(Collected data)
☆ ☆ ☆ ☆ ☆ ☆ ☆
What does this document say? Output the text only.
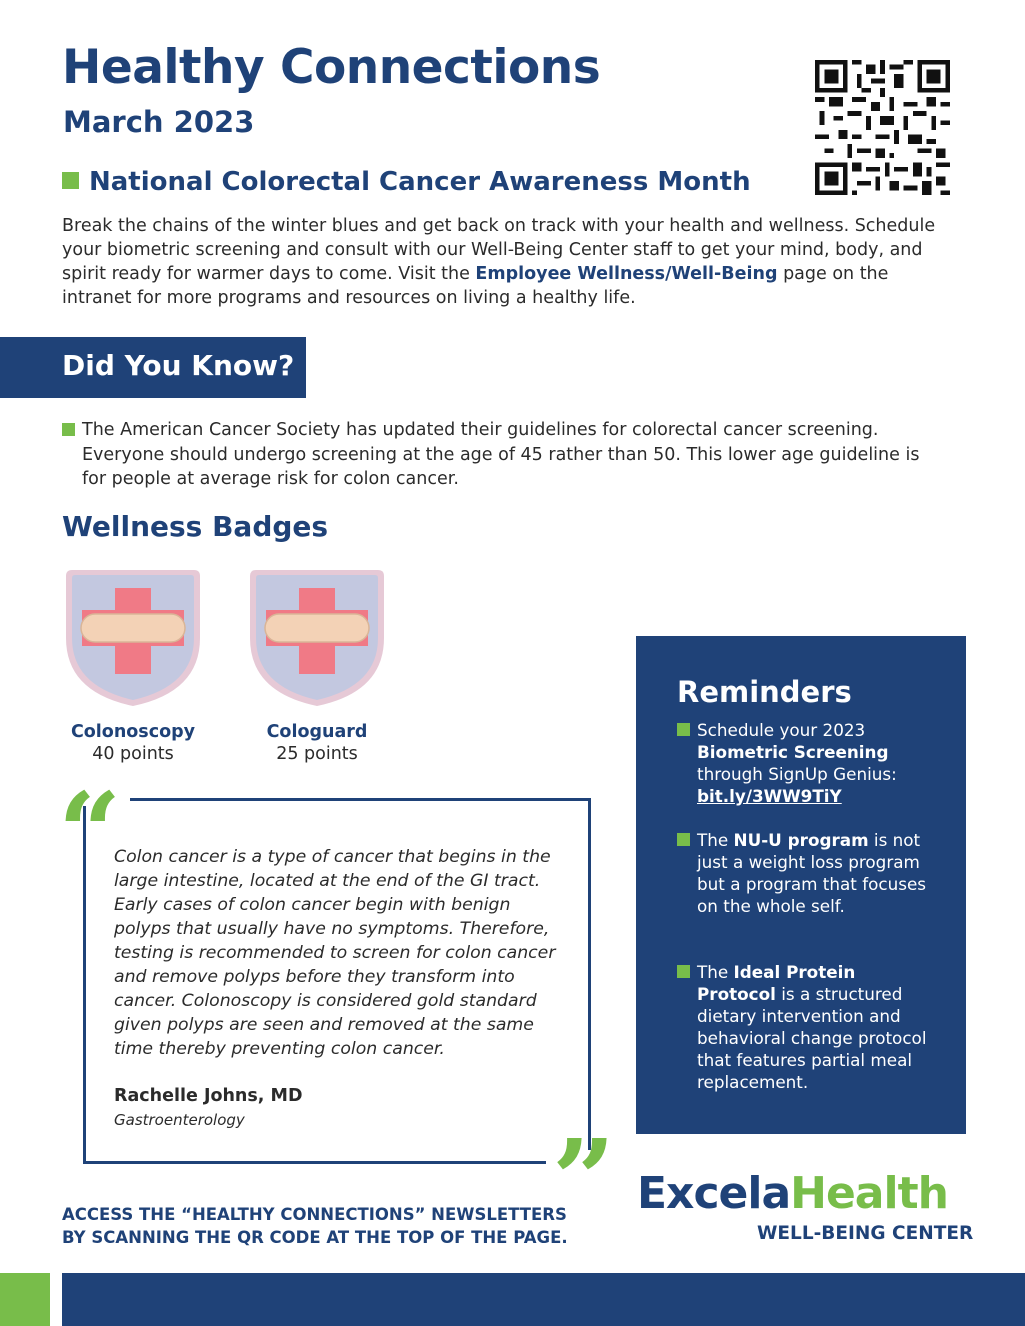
Healthy Connections
March 2023
National Colorectal Cancer Awareness Month
Break the chains of the winter blues and get back on track with your health and wellness. Schedule your biometric screening and consult with our Well-Being Center staff to get your mind, body, and spirit ready for warmer days to come. Visit the Employee Wellness/Well-Being page on the intranet for more programs and resources on living a healthy life.
Did You Know?

The American Cancer Society has updated their guidelines for colorectal cancer screening. Everyone should undergo screening at the age of 45 rather than 50. This lower age guideline is for people at average risk for colon cancer.

Wellness Badges
Colonoscopy
40 points
Cologuard
25 points
“
”
Colon cancer is a type of cancer that begins in the large intestine, located at the end of the GI tract. Early cases of colon cancer begin with benign polyps that usually have no symptoms. Therefore, testing is recommended to screen for colon cancer and remove polyps before they transform into cancer. Colonoscopy is considered gold standard given polyps are seen and removed at the same time thereby preventing colon cancer.
Rachelle Johns, MD
Gastroenterology
Reminders

Schedule your 2023 Biometric Screening through SignUp Genius: bit.ly/3WW9TiY

The NU-U program is not just a weight loss program but a program that focuses on the whole self.

The Ideal Protein Protocol is a structured dietary intervention and behavioral change protocol that features partial meal replacement.

ACCESS THE “HEALTHY CONNECTIONS” NEWSLETTERS
BY SCANNING THE QR CODE AT THE TOP OF THE PAGE.
ExcelaHealth
WELL-BEING CENTER
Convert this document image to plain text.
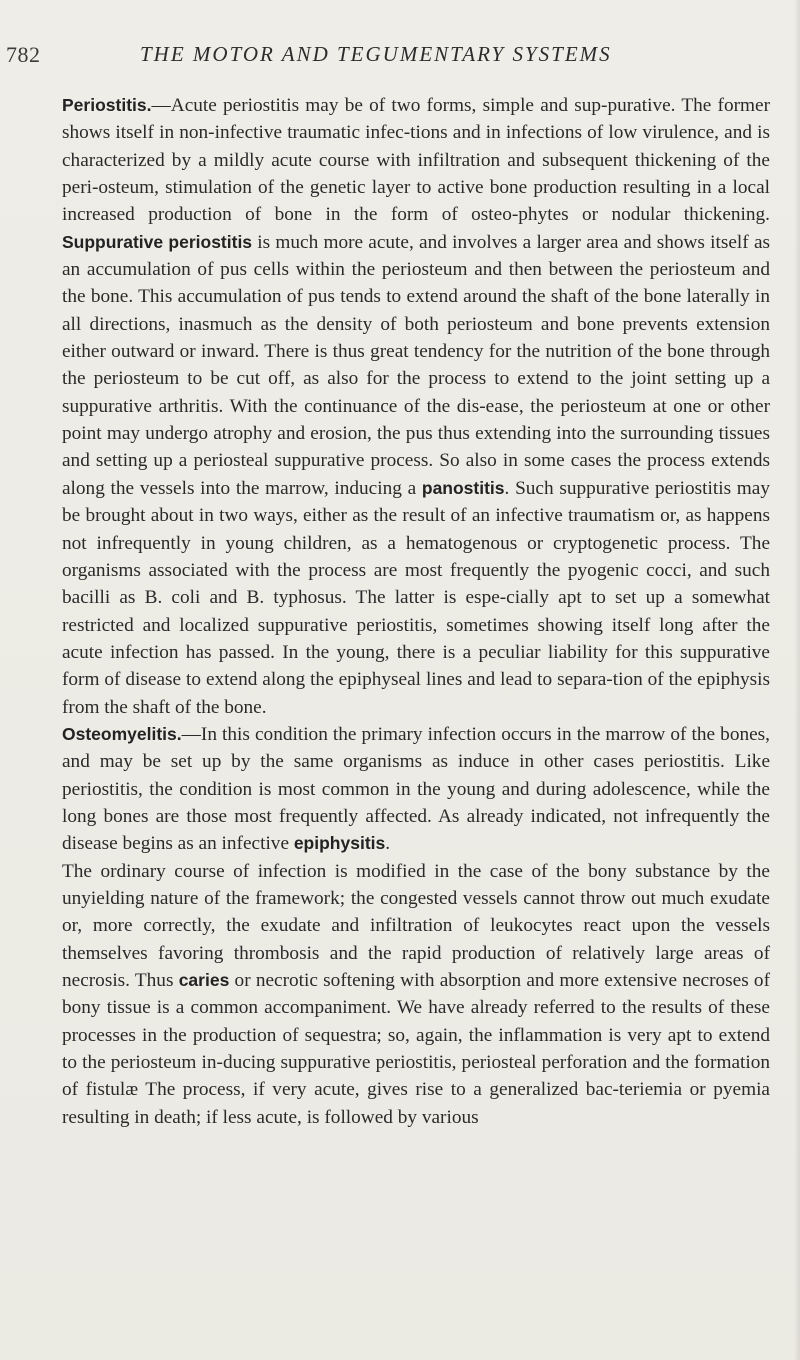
782	THE MOTOR AND TEGUMENTARY SYSTEMS

Periostitis.—Acute periostitis may be of two forms, simple and sup-purative. The former shows itself in non-infective traumatic infec-tions and in infections of low virulence, and is characterized by a mildly acute course with infiltration and subsequent thickening of the peri-osteum, stimulation of the genetic layer to active bone production resulting in a local increased production of bone in the form of osteo-phytes or nodular thickening. Suppurative periostitis is much more acute, and involves a larger area and shows itself as an accumulation of pus cells within the periosteum and then between the periosteum and the bone. This accumulation of pus tends to extend around the shaft of the bone laterally in all directions, inasmuch as the density of both periosteum and bone prevents extension either outward or inward. There is thus great tendency for the nutrition of the bone through the periosteum to be cut off, as also for the process to extend to the joint setting up a suppurative arthritis. With the continuance of the dis-ease, the periosteum at one or other point may undergo atrophy and erosion, the pus thus extending into the surrounding tissues and setting up a periosteal suppurative process. So also in some cases the process extends along the vessels into the marrow, inducing a panostitis. Such suppurative periostitis may be brought about in two ways, either as the result of an infective traumatism or, as happens not infrequently in young children, as a hematogenous or cryptogenetic process. The organisms associated with the process are most frequently the pyogenic cocci, and such bacilli as B. coli and B. typhosus. The latter is espe-cially apt to set up a somewhat restricted and localized suppurative periostitis, sometimes showing itself long after the acute infection has passed. In the young, there is a peculiar liability for this suppurative form of disease to extend along the epiphyseal lines and lead to separa-tion of the epiphysis from the shaft of the bone.

Osteomyelitis.—In this condition the primary infection occurs in the marrow of the bones, and may be set up by the same organisms as induce in other cases periostitis. Like periostitis, the condition is most common in the young and during adolescence, while the long bones are those most frequently affected. As already indicated, not infrequently the disease begins as an infective epiphysitis.

The ordinary course of infection is modified in the case of the bony substance by the unyielding nature of the framework; the congested vessels cannot throw out much exudate or, more correctly, the exudate and infiltration of leukocytes react upon the vessels themselves favoring thrombosis and the rapid production of relatively large areas of necrosis. Thus caries or necrotic softening with absorption and more extensive necroses of bony tissue is a common accompaniment. We have already referred to the results of these processes in the production of sequestra; so, again, the inflammation is very apt to extend to the periosteum in-ducing suppurative periostitis, periosteal perforation and the formation of fistulæ The process, if very acute, gives rise to a generalized bac-teriemia or pyemia resulting in death; if less acute, is followed by various
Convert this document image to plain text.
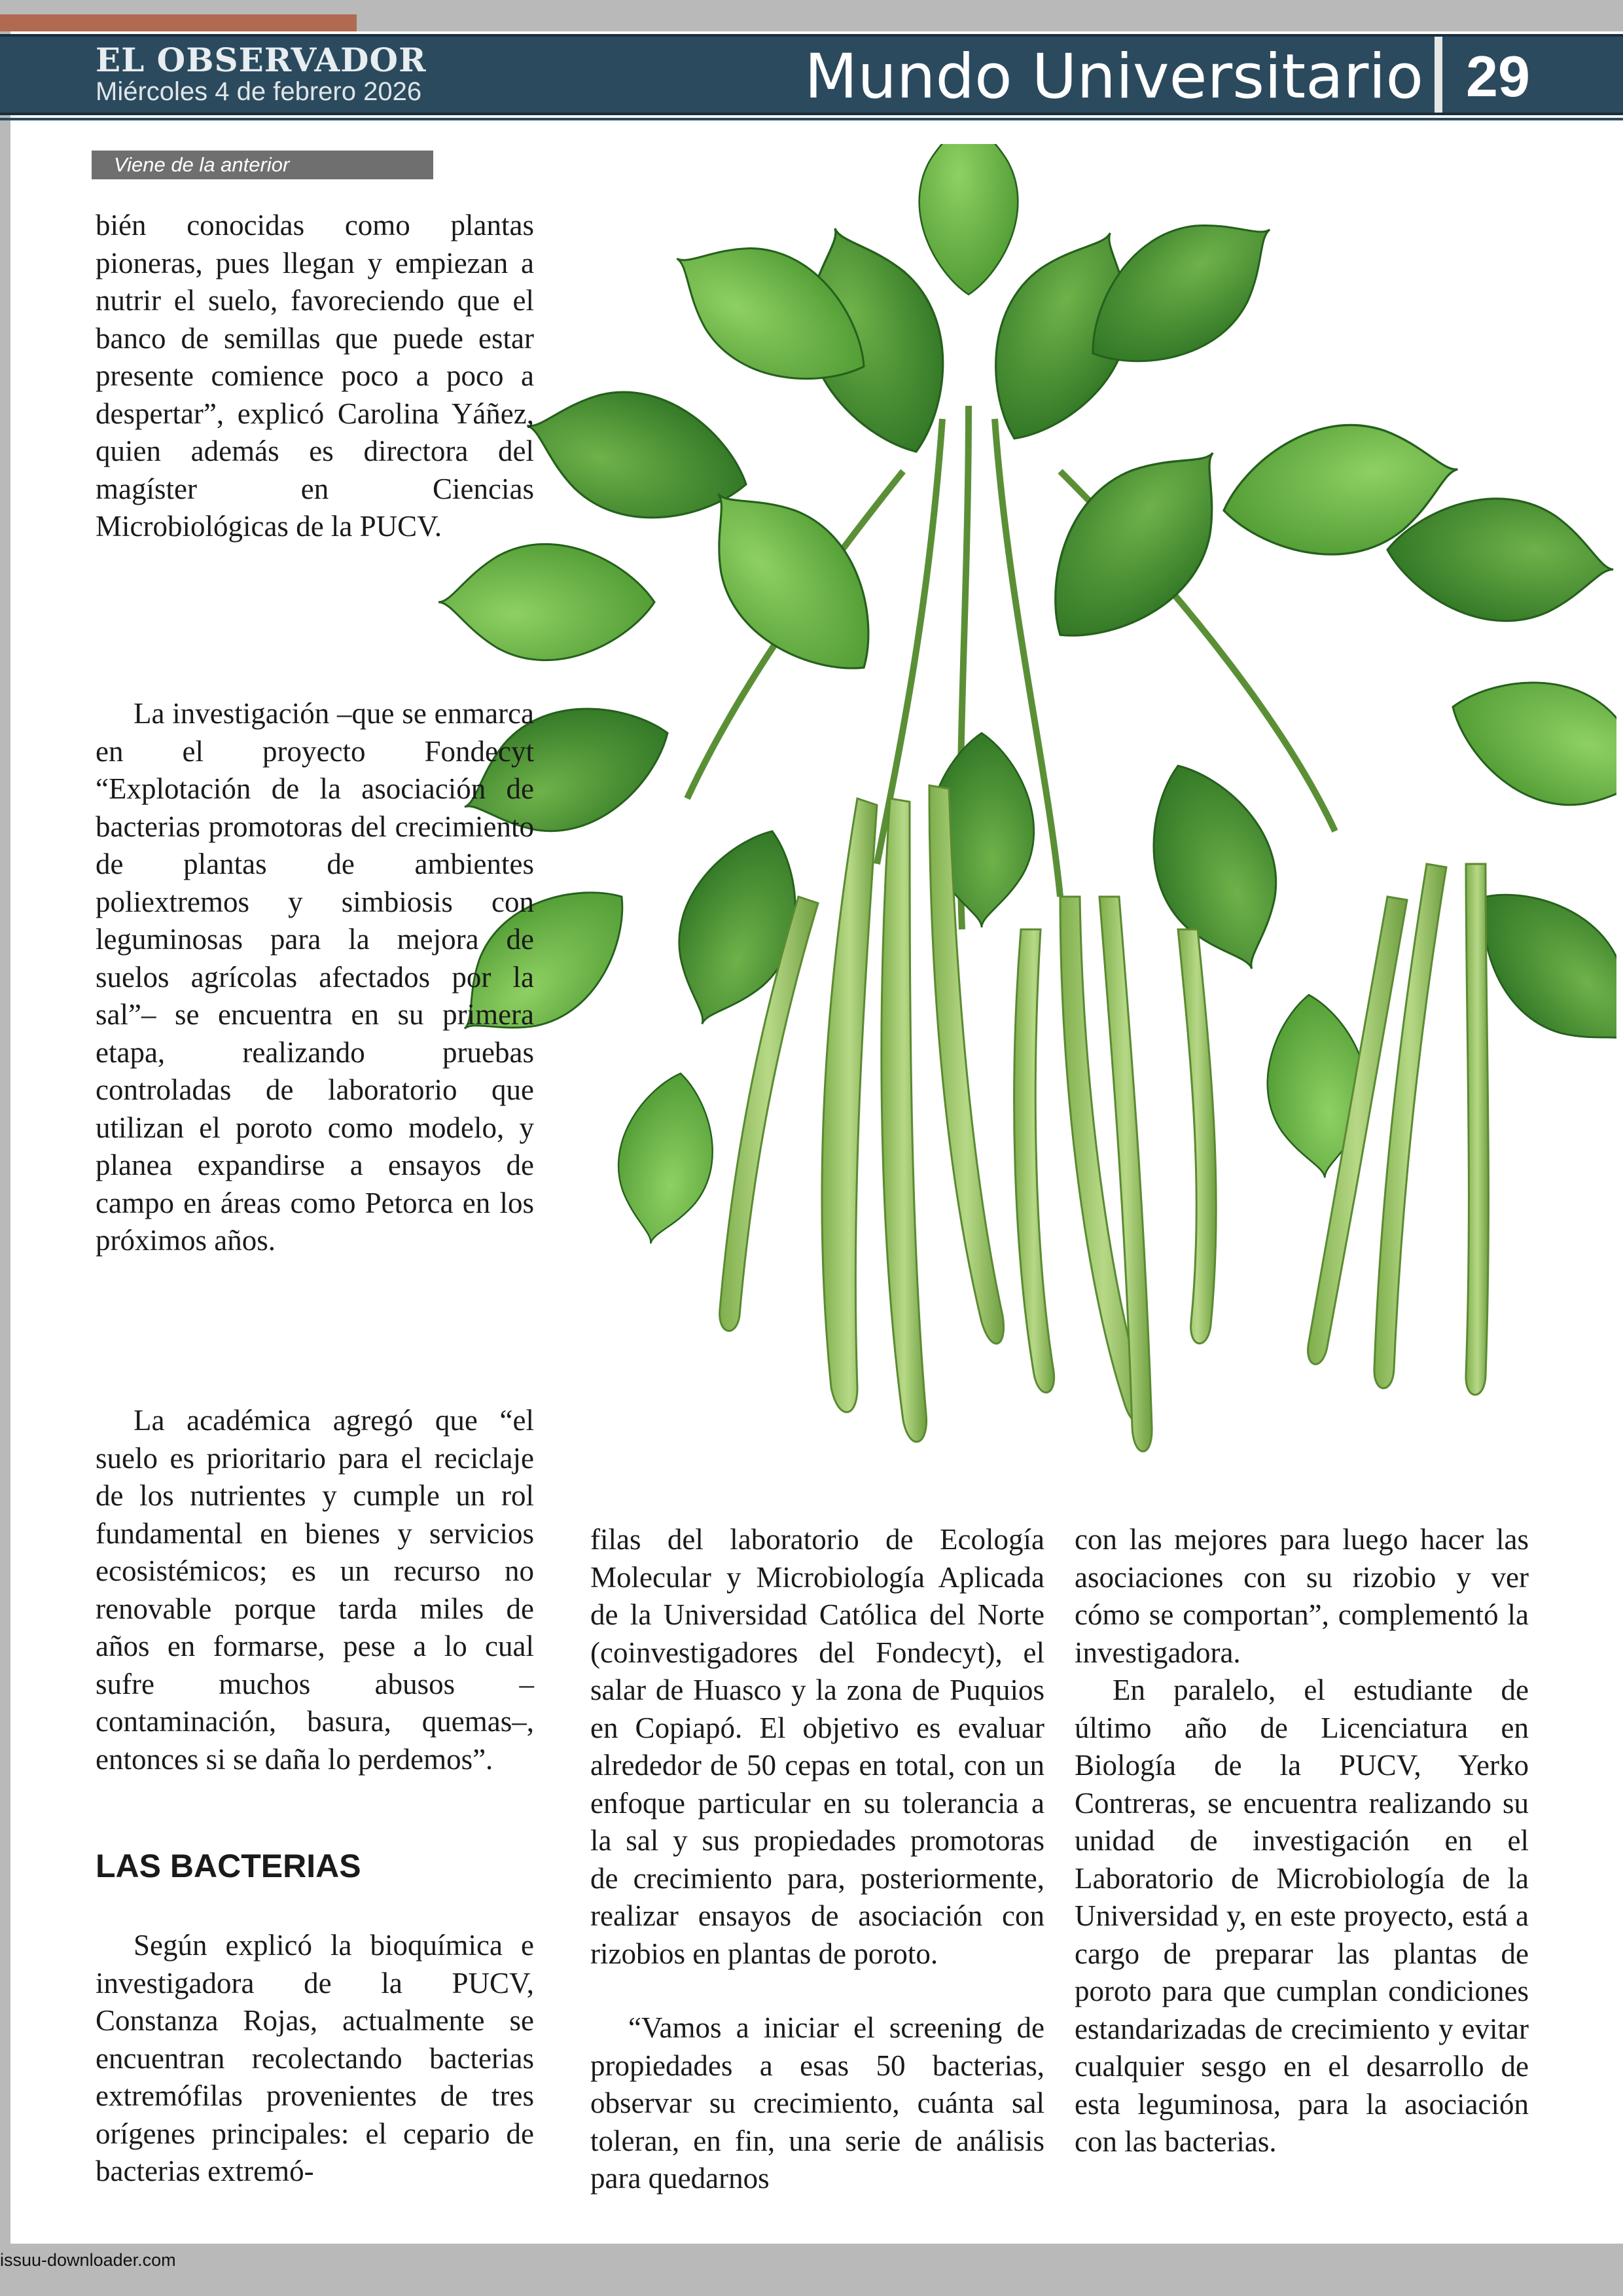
EL OBSERVADOR
Miércoles 4 de febrero 2026	Mundo Universitario 29
Viene de la anterior

bién conocidas como plantas pioneras, pues llegan y empiezan a nutrir el suelo, favoreciendo que el banco de semillas que puede estar presente comience poco a poco a despertar”, explicó Carolina Yáñez, quien además es directora del magíster en Ciencias Microbiológicas de la PUCV.

La investigación –que se enmarca en el proyecto Fondecyt “Explotación de la asociación de bacterias promotoras del crecimiento de plantas de ambientes poliextremos y simbiosis con leguminosas para la mejora de suelos agrícolas afectados por la sal”– se encuentra en su primera etapa, realizando pruebas controladas de laboratorio que utilizan el poroto como modelo, y planea expandirse a ensayos de campo en áreas como Petorca en los próximos años.

La académica agregó que “el suelo es prioritario para el reciclaje de los nutrientes y cumple un rol fundamental en bienes y servicios ecosistémicos; es un recurso no renovable porque tarda miles de años en formarse, pese a lo cual sufre muchos abusos –contaminación, basura, quemas–, entonces si se daña lo perdemos”.

LAS BACTERIAS

Según explicó la bioquímica e investigadora de la PUCV, Constanza Rojas, actualmente se encuentran recolectando bacterias extremófilas provenientes de tres orígenes principales: el cepario de bacterias extremó-

filas del laboratorio de Ecología Molecular y Microbiología Aplicada de la Universidad Católica del Norte (coinvestigadores del Fondecyt), el salar de Huasco y la zona de Puquios en Copiapó. El objetivo es evaluar alrededor de 50 cepas en total, con un enfoque particular en su tolerancia a la sal y sus propiedades promotoras de crecimiento para, posteriormente, realizar ensayos de asociación con rizobios en plantas de poroto.

“Vamos a iniciar el screening de propiedades a esas 50 bacterias, observar su crecimiento, cuánta sal toleran, en fin, una serie de análisis para quedarnos

con las mejores para luego hacer las asociaciones con su rizobio y ver cómo se comportan”, complementó la investigadora.

En paralelo, el estudiante de último año de Licenciatura en Biología de la PUCV, Yerko Contreras, se encuentra realizando su unidad de investigación en el Laboratorio de Microbiología de la Universidad y, en este proyecto, está a cargo de preparar las plantas de poroto para que cumplan condiciones estandarizadas de crecimiento y evitar cualquier sesgo en el desarrollo de esta leguminosa, para la asociación con las bacterias.

issuu-downloader.com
☆ ☆ ☆ ☆ ☆ ☆ ☆
→ **Work required**: Start to finish, write out the data above exactly, omitting all pictures.

→ **Expected answer**:
What does this document say? Output the text only.
Healthy Connections
March 2023
National Colorectal Cancer Awareness Month
Break the chains of the winter blues and get back on track with your health and wellness. Schedule your biometric screening and consult with our Well-Being Center staff to get your mind, body, and spirit ready for warmer days to come. Visit the Employee Wellness/Well-Being page on the intranet for more programs and resources on living a healthy life.
Did You Know?

The American Cancer Society has updated their guidelines for colorectal cancer screening. Everyone should undergo screening at the age of 45 rather than 50. This lower age guideline is for people at average risk for colon cancer.

Wellness Badges
Colonoscopy
40 points
Cologuard
25 points
“
”
Colon cancer is a type of cancer that begins in the large intestine, located at the end of the GI tract. Early cases of colon cancer begin with benign polyps that usually have no symptoms. Therefore, testing is recommended to screen for colon cancer and remove polyps before they transform into cancer. Colonoscopy is considered gold standard given polyps are seen and removed at the same time thereby preventing colon cancer.
Rachelle Johns, MD
Gastroenterology
Reminders

Schedule your 2023 Biometric Screening through SignUp Genius: bit.ly/3WW9TiY

The NU-U program is not just a weight loss program but a program that focuses on the whole self.

The Ideal Protein Protocol is a structured dietary intervention and behavioral change protocol that features partial meal replacement.

ACCESS THE “HEALTHY CONNECTIONS” NEWSLETTERS
BY SCANNING THE QR CODE AT THE TOP OF THE PAGE.
ExcelaHealth
WELL-BEING CENTER
Convert this document image to plain text.
782	THE MOTOR AND TEGUMENTARY SYSTEMS

Periostitis.—Acute periostitis may be of two forms, simple and sup-purative. The former shows itself in non-infective traumatic infec-tions and in infections of low virulence, and is characterized by a mildly acute course with infiltration and subsequent thickening of the peri-osteum, stimulation of the genetic layer to active bone production resulting in a local increased production of bone in the form of osteo-phytes or nodular thickening. Suppurative periostitis is much more acute, and involves a larger area and shows itself as an accumulation of pus cells within the periosteum and then between the periosteum and the bone. This accumulation of pus tends to extend around the shaft of the bone laterally in all directions, inasmuch as the density of both periosteum and bone prevents extension either outward or inward. There is thus great tendency for the nutrition of the bone through the periosteum to be cut off, as also for the process to extend to the joint setting up a suppurative arthritis. With the continuance of the dis-ease, the periosteum at one or other point may undergo atrophy and erosion, the pus thus extending into the surrounding tissues and setting up a periosteal suppurative process. So also in some cases the process extends along the vessels into the marrow, inducing a panostitis. Such suppurative periostitis may be brought about in two ways, either as the result of an infective traumatism or, as happens not infrequently in young children, as a hematogenous or cryptogenetic process. The organisms associated with the process are most frequently the pyogenic cocci, and such bacilli as B. coli and B. typhosus. The latter is espe-cially apt to set up a somewhat restricted and localized suppurative periostitis, sometimes showing itself long after the acute infection has passed. In the young, there is a peculiar liability for this suppurative form of disease to extend along the epiphyseal lines and lead to separa-tion of the epiphysis from the shaft of the bone.

Osteomyelitis.—In this condition the primary infection occurs in the marrow of the bones, and may be set up by the same organisms as induce in other cases periostitis. Like periostitis, the condition is most common in the young and during adolescence, while the long bones are those most frequently affected. As already indicated, not infrequently the disease begins as an infective epiphysitis.

The ordinary course of infection is modified in the case of the bony substance by the unyielding nature of the framework; the congested vessels cannot throw out much exudate or, more correctly, the exudate and infiltration of leukocytes react upon the vessels themselves favoring thrombosis and the rapid production of relatively large areas of necrosis. Thus caries or necrotic softening with absorption and more extensive necroses of bony tissue is a common accompaniment. We have already referred to the results of these processes in the production of sequestra; so, again, the inflammation is very apt to extend to the periosteum in-ducing suppurative periostitis, periosteal perforation and the formation of fistulæ The process, if very acute, gives rise to a generalized bac-teriemia or pyemia resulting in death; if less acute, is followed by various
Convert this document image to plain text.
EL OBSERVADOR
Miércoles 4 de febrero 2026	Mundo Universitario 29
Viene de la anterior

bién conocidas como plantas pioneras, pues llegan y empiezan a nutrir el suelo, favoreciendo que el banco de semillas que puede estar presente comience poco a poco a despertar”, explicó Carolina Yáñez, quien además es directora del magíster en Ciencias Microbiológicas de la PUCV.

La investigación –que se enmarca en el proyecto Fondecyt “Explotación de la asociación de bacterias promotoras del crecimiento de plantas de ambientes poliextremos y simbiosis con leguminosas para la mejora de suelos agrícolas afectados por la sal”– se encuentra en su primera etapa, realizando pruebas controladas de laboratorio que utilizan el poroto como modelo, y planea expandirse a ensayos de campo en áreas como Petorca en los próximos años.

La académica agregó que “el suelo es prioritario para el reciclaje de los nutrientes y cumple un rol fundamental en bienes y servicios ecosistémicos; es un recurso no renovable porque tarda miles de años en formarse, pese a lo cual sufre muchos abusos –contaminación, basura, quemas–, entonces si se daña lo perdemos”.

LAS BACTERIAS

Según explicó la bioquímica e investigadora de la PUCV, Constanza Rojas, actualmente se encuentran recolectando bacterias extremófilas provenientes de tres orígenes principales: el cepario de bacterias extremó-

filas del laboratorio de Ecología Molecular y Microbiología Aplicada de la Universidad Católica del Norte (coinvestigadores del Fondecyt), el salar de Huasco y la zona de Puquios en Copiapó. El objetivo es evaluar alrededor de 50 cepas en total, con un enfoque particular en su tolerancia a la sal y sus propiedades promotoras de crecimiento para, posteriormente, realizar ensayos de asociación con rizobios en plantas de poroto.

“Vamos a iniciar el screening de propiedades a esas 50 bacterias, observar su crecimiento, cuánta sal toleran, en fin, una serie de análisis para quedarnos

con las mejores para luego hacer las asociaciones con su rizobio y ver cómo se comportan”, complementó la investigadora.

En paralelo, el estudiante de último año de Licenciatura en Biología de la PUCV, Yerko Contreras, se encuentra realizando su unidad de investigación en el Laboratorio de Microbiología de la Universidad y, en este proyecto, está a cargo de preparar las plantas de poroto para que cumplan condiciones estandarizadas de crecimiento y evitar cualquier sesgo en el desarrollo de esta leguminosa, para la asociación con las bacterias.

issuu-downloader.com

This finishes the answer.